Task objective: Identify every line in the records below that contains the word "time", and copy each of those lines.

☆ ☆ ☆

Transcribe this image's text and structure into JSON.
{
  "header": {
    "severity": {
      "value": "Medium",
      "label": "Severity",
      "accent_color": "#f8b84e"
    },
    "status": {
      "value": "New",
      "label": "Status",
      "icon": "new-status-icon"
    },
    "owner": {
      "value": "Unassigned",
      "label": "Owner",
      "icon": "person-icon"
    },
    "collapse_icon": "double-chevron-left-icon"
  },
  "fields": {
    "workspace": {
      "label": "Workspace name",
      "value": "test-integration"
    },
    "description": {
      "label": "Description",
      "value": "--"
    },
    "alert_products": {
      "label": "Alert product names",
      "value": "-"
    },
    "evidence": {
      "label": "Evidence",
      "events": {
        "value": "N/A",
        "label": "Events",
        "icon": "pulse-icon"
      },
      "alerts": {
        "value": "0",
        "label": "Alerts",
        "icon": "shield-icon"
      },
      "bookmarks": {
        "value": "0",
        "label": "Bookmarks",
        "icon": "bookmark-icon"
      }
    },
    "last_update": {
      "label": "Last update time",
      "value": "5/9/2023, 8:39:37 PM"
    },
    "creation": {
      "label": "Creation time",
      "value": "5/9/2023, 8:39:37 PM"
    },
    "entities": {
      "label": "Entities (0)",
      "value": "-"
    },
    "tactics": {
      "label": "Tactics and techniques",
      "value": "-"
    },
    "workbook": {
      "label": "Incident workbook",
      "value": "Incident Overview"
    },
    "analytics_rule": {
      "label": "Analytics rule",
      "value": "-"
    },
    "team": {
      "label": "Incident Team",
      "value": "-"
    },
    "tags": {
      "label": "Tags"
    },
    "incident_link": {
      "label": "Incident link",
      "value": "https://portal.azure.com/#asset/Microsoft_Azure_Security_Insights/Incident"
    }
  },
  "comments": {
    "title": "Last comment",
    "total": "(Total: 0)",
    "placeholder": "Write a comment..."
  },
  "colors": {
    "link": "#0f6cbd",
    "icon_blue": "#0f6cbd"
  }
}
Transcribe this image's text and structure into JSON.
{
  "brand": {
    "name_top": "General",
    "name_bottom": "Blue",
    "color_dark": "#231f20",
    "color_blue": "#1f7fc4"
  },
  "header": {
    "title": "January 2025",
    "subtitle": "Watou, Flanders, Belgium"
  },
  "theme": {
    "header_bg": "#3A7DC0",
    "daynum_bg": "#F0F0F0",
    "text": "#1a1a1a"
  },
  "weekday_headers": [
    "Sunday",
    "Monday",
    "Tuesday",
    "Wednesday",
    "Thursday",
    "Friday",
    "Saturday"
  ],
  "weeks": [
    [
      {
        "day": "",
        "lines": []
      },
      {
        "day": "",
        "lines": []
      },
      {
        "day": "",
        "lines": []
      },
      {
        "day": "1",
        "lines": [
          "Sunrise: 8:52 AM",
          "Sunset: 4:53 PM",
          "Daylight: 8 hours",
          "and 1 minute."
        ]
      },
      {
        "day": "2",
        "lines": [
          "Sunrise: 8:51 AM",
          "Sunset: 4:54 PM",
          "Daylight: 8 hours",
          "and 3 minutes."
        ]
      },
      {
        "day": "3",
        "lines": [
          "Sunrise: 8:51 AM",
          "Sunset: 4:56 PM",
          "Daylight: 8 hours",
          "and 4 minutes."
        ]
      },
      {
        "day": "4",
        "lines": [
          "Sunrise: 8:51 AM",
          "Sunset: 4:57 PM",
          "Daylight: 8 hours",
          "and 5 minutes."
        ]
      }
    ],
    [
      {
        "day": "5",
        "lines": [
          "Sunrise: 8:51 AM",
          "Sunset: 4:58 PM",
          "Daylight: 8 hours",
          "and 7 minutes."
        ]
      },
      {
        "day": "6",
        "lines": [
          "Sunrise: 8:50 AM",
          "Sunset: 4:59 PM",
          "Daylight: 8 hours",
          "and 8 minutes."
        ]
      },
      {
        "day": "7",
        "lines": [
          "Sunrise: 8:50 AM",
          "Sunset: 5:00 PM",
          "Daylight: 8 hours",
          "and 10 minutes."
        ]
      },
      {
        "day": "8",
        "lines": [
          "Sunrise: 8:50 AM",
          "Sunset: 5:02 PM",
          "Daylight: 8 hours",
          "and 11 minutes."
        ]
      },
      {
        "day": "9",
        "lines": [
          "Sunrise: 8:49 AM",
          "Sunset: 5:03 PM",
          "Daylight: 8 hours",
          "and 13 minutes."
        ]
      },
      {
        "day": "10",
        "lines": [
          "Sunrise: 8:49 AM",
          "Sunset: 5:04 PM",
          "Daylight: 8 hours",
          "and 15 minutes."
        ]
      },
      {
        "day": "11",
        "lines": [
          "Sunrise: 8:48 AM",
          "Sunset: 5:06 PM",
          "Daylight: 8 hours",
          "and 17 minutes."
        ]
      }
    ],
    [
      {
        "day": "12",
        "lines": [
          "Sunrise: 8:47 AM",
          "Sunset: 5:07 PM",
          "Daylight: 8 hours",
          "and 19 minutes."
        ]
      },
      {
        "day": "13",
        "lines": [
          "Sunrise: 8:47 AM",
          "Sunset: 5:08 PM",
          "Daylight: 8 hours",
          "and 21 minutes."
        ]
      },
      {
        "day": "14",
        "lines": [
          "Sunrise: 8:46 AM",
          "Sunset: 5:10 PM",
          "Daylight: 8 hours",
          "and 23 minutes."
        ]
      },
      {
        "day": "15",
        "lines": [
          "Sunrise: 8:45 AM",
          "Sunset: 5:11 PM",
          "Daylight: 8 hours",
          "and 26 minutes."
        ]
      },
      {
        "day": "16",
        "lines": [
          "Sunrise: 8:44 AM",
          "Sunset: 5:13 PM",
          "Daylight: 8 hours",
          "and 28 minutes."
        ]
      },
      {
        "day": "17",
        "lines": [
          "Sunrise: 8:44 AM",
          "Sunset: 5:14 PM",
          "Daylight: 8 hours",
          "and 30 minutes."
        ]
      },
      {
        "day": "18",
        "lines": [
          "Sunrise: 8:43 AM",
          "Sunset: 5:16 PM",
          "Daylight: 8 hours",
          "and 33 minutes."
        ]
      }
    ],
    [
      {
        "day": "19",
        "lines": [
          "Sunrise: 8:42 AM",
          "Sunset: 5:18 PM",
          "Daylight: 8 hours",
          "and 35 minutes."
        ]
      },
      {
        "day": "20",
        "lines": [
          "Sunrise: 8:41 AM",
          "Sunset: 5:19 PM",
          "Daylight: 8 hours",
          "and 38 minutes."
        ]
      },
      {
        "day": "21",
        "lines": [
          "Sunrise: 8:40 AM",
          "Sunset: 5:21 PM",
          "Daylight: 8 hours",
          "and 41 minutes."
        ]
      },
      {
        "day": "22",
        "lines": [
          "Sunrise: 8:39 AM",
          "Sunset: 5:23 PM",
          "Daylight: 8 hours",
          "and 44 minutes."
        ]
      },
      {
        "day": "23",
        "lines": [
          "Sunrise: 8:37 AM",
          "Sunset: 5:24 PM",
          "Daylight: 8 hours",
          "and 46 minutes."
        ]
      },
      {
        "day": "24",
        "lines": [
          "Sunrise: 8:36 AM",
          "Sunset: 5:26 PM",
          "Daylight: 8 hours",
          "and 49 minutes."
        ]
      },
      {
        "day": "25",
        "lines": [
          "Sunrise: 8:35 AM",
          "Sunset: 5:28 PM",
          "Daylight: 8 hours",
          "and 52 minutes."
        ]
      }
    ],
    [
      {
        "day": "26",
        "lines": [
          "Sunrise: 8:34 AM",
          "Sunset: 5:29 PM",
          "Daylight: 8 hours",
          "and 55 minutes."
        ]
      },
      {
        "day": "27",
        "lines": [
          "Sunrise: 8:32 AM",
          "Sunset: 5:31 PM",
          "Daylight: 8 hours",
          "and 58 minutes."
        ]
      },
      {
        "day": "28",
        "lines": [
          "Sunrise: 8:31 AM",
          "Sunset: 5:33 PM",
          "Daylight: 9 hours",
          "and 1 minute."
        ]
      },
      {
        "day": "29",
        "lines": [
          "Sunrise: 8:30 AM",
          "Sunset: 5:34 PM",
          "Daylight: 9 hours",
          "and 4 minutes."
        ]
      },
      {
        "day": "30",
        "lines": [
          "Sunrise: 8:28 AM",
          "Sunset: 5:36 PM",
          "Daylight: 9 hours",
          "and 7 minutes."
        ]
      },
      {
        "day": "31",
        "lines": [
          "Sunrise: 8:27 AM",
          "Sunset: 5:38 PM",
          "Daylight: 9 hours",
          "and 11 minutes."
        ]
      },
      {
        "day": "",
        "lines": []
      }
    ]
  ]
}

☆ ☆ ☆

Result for this task:
      "label": "Last update time",
      "label": "Creation time",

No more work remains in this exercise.